[START Material supplied]

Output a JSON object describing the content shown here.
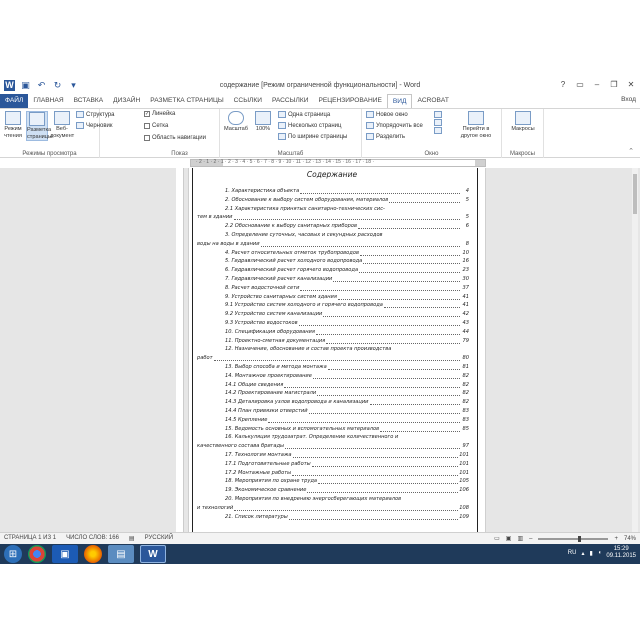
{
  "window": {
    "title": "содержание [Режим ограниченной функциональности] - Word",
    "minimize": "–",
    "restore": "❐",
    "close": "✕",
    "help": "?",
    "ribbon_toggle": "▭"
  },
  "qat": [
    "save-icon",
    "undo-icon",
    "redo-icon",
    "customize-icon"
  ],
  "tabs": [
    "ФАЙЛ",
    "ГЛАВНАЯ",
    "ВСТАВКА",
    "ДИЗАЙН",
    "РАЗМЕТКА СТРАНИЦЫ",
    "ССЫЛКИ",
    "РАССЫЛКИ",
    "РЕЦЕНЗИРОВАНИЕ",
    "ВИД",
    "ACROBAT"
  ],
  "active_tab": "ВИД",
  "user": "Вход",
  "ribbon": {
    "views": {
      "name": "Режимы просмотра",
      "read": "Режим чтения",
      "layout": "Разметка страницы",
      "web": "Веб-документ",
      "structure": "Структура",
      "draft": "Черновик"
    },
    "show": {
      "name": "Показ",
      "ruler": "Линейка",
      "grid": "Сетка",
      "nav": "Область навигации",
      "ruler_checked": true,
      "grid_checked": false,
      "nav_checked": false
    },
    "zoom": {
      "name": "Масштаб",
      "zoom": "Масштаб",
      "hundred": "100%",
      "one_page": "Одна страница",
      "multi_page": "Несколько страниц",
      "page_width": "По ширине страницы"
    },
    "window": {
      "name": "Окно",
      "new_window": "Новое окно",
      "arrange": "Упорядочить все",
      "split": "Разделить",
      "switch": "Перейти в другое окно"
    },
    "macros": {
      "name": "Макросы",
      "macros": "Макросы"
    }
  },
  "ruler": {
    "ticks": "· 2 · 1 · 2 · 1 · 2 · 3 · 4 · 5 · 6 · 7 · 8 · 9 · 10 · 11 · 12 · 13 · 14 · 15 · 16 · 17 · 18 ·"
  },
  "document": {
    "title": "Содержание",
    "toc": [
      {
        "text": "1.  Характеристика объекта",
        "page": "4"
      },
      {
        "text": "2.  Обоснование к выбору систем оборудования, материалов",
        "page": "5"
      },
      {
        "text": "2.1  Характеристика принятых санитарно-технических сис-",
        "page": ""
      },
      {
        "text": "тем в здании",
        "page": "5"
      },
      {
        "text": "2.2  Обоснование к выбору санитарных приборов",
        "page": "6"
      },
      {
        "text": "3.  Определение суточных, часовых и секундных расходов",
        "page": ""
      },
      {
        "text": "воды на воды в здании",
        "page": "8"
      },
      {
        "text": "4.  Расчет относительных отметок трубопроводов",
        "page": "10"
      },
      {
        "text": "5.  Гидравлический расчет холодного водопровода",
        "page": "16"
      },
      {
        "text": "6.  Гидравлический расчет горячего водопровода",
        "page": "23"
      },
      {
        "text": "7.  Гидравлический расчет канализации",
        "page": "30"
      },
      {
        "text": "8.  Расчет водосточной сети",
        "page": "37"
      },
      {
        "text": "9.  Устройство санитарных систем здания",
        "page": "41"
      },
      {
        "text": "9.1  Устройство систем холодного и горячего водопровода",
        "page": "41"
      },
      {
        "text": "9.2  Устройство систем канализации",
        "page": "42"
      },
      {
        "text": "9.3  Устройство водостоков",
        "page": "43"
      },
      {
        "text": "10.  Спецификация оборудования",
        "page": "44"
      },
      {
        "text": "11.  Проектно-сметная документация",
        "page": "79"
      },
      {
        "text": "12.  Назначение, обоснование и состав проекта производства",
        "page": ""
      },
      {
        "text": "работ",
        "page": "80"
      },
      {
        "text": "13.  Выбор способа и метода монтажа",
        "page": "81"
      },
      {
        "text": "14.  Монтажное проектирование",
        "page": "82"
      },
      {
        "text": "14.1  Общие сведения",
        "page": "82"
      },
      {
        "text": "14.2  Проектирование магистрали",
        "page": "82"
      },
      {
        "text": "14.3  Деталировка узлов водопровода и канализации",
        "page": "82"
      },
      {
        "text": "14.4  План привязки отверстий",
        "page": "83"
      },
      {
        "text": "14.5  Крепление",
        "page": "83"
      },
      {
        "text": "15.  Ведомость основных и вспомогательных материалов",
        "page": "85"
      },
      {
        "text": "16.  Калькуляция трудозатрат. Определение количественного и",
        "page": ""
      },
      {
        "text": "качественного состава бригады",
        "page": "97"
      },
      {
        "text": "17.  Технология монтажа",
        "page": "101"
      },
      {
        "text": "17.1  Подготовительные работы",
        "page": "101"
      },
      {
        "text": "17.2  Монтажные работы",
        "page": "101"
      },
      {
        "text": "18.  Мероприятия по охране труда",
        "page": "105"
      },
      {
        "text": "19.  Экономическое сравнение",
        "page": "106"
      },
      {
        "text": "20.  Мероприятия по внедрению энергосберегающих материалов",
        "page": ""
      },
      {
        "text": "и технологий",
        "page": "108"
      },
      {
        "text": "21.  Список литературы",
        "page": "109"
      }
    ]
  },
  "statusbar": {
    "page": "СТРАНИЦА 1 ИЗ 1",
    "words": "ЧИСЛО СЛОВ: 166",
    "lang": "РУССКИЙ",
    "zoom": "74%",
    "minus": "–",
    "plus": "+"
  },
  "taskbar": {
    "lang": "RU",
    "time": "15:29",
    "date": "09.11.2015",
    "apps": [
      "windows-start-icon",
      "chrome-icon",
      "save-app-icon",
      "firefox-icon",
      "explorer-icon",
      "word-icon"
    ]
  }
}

[END Material supplied]
[START Material supplied]

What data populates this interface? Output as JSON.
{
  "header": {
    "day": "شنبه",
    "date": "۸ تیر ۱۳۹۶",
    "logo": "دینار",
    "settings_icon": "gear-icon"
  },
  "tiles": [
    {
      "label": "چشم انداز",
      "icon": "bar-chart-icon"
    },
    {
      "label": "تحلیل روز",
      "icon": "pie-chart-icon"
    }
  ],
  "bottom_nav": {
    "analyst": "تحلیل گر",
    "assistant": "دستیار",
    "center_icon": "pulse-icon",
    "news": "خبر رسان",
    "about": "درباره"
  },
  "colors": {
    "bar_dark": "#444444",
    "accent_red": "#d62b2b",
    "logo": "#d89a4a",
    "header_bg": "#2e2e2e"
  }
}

[END Material supplied]

Look through the material above. Copy each line where the word "оборудования" appears.

> **Answer in full**
        "text": "2.  Обоснование к выбору систем оборудования, материалов",
        "text": "10.  Спецификация оборудования",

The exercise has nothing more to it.